DIRECTIONS:
Convert every line of the records below into a Markdown table with two columns, Row and Line. Number the rows in order and omit any blank lines.

──────

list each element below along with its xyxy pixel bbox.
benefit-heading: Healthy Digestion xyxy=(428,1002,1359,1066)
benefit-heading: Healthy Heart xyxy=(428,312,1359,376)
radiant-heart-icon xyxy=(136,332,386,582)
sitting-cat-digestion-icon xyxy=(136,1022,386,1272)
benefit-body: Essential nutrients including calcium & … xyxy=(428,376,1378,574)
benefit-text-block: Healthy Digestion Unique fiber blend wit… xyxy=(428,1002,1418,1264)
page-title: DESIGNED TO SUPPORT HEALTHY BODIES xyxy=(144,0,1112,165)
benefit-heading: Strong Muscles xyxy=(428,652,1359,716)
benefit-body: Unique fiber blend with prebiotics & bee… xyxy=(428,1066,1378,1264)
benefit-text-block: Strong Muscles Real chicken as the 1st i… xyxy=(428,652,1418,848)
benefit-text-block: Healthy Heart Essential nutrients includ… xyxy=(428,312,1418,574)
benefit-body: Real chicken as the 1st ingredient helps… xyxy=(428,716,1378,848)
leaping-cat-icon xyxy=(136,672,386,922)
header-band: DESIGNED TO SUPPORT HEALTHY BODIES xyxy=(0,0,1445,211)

──────

TASK ANSWER:
| Row | Line |
|---|---|
| 1 | list each element below along with its xyxy pixel bbox. |
| 2 | benefit-heading: Healthy Digestion xyxy=(428,1002,1359,1066) |
| 3 | benefit-heading: Healthy Heart xyxy=(428,312,1359,376) |
| 4 | radiant-heart-icon xyxy=(136,332,386,582) |
| 5 | sitting-cat-digestion-icon xyxy=(136,1022,386,1272) |
| 6 | benefit-body: Essential nutrients including calcium & … xyxy=(428,376,1378,574) |
| 7 | benefit-text-block: Healthy Digestion Unique fiber blend wit… xyxy=(428,1002,1418,1264) |
| 8 | page-title: DESIGNED TO SUPPORT HEALTHY BODIES xyxy=(144,0,1112,165) |
| 9 | benefit-heading: Strong Muscles xyxy=(428,652,1359,716) |
| 10 | benefit-body: Unique fiber blend with prebiotics & bee… xyxy=(428,1066,1378,1264) |
| 11 | benefit-text-block: Strong Muscles Real chicken as the 1st i… xyxy=(428,652,1418,848) |
| 12 | benefit-text-block: Healthy Heart Essential nutrients includ… xyxy=(428,312,1418,574) |
| 13 | benefit-body: Real chicken as the 1st ingredient helps… xyxy=(428,716,1378,848) |
| 14 | leaping-cat-icon xyxy=(136,672,386,922) |
| 15 | header-band: DESIGNED TO SUPPORT HEALTHY BODIES xyxy=(0,0,1445,211) |